● **Exercise inputs**:
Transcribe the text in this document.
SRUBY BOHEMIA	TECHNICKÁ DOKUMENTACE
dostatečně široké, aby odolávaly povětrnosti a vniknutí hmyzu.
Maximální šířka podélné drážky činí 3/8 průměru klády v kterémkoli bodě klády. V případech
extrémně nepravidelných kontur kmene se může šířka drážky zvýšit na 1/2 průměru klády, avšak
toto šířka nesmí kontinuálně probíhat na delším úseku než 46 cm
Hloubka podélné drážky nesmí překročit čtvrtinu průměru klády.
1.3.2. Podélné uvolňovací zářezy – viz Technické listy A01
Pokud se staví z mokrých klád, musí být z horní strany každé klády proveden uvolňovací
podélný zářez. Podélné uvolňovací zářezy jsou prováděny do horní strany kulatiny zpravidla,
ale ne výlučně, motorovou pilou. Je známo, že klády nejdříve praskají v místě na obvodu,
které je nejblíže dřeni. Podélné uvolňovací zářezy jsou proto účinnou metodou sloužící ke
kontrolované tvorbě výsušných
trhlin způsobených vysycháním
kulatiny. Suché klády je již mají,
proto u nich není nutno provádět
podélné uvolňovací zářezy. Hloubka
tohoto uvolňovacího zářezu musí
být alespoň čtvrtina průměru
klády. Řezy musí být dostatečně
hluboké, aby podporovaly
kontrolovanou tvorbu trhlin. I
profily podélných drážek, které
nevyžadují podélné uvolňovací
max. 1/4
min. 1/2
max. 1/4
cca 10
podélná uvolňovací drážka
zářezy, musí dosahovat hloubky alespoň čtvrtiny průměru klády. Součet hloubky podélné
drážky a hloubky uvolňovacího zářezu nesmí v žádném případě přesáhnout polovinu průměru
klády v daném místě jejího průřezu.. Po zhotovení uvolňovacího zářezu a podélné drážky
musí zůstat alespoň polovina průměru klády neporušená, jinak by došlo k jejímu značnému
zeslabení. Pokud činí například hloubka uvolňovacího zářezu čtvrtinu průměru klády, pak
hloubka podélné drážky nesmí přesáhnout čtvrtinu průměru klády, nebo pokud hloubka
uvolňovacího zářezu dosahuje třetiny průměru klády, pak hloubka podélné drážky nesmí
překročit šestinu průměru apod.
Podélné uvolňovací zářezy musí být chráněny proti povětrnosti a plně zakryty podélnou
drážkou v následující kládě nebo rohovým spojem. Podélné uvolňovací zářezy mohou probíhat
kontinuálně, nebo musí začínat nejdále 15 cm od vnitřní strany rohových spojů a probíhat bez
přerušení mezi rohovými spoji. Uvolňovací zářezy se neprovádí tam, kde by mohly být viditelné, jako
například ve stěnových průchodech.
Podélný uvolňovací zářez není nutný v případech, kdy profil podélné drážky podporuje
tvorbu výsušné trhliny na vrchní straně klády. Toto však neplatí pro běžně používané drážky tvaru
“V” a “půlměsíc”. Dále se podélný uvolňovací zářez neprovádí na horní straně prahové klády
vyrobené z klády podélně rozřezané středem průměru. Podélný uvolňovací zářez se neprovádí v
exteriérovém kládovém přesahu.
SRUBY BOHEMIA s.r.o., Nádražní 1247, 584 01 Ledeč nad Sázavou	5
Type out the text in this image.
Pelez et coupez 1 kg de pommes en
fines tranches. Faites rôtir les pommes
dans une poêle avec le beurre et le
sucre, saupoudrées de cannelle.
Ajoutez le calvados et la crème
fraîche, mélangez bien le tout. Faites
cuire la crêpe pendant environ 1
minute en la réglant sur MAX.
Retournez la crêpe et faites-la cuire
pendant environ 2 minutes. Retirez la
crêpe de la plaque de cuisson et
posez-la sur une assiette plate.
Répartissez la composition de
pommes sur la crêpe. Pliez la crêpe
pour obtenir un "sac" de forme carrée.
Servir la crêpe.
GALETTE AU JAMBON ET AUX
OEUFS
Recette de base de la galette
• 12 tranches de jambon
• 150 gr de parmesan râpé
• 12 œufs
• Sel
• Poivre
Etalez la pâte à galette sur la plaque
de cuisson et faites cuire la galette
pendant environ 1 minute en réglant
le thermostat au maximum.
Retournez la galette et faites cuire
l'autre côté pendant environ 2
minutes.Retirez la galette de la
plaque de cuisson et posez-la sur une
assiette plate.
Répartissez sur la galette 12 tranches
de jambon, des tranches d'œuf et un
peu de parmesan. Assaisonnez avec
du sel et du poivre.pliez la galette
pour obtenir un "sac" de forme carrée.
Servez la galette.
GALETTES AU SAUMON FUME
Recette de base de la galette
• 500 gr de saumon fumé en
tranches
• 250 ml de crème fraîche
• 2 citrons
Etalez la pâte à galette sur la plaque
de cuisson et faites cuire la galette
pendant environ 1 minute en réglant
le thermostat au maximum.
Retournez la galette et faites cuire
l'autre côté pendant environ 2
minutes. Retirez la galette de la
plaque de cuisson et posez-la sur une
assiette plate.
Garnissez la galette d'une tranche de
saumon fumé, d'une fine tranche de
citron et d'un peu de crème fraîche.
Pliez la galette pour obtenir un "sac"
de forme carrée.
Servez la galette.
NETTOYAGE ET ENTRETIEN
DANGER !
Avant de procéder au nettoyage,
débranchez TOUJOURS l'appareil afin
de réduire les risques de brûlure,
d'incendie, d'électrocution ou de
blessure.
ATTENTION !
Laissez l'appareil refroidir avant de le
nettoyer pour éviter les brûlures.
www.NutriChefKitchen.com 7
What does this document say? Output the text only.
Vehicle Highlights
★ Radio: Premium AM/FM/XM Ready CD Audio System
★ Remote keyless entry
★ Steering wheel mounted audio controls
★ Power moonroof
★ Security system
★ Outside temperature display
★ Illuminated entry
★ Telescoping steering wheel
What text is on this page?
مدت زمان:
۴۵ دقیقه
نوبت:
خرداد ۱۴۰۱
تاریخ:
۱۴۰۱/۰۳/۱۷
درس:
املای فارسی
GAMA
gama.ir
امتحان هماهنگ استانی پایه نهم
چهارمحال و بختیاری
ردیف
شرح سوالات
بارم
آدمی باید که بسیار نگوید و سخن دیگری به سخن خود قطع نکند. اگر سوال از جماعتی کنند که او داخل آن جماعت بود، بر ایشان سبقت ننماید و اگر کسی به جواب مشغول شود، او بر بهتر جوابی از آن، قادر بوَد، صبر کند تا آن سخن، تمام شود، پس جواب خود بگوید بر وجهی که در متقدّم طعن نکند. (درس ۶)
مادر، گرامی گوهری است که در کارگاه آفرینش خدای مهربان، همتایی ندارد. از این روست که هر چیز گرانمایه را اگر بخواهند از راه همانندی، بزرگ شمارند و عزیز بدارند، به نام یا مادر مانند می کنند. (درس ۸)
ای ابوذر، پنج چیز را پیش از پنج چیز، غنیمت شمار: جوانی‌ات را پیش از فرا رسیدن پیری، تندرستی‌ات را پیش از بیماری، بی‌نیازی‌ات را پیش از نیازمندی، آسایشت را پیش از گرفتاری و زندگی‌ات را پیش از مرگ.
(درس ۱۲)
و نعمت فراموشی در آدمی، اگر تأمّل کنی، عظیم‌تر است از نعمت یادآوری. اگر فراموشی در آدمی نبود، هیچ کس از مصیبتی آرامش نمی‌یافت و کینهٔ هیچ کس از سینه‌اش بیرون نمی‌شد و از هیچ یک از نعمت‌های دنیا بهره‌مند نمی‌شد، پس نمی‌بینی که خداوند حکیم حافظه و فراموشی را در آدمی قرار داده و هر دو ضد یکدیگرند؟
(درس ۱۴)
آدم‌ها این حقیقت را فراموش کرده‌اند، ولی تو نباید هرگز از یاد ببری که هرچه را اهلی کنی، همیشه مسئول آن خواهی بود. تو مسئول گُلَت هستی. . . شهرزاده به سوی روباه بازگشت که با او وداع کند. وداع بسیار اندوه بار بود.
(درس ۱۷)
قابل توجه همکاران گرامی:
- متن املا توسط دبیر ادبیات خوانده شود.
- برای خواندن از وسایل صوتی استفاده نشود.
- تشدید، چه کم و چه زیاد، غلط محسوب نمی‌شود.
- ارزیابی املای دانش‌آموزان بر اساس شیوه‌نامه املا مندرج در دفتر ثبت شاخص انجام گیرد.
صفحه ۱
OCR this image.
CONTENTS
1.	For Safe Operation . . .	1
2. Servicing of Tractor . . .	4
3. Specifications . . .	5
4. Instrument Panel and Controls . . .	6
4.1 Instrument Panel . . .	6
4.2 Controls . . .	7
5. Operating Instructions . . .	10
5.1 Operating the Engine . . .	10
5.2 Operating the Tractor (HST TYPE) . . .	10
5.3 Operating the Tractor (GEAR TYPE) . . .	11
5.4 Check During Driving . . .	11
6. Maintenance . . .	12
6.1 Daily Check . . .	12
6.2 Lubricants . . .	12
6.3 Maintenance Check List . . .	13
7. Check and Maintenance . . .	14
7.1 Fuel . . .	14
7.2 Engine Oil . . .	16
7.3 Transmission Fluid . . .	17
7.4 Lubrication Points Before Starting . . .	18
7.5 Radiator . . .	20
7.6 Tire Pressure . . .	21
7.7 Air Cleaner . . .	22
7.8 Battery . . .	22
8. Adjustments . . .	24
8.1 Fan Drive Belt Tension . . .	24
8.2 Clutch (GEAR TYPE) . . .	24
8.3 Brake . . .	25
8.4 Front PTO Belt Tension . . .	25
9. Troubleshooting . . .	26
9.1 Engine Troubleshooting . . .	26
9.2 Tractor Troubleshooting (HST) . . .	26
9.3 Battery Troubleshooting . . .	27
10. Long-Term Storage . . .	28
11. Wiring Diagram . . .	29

● **What to work on**:
Which lines in the data above contain "fraîche"? Show each one.

● **Expected answer**:
fraîche, mélangez bien le tout. Faites
• 250 ml de crème fraîche
citron et d'un peu de crème fraîche.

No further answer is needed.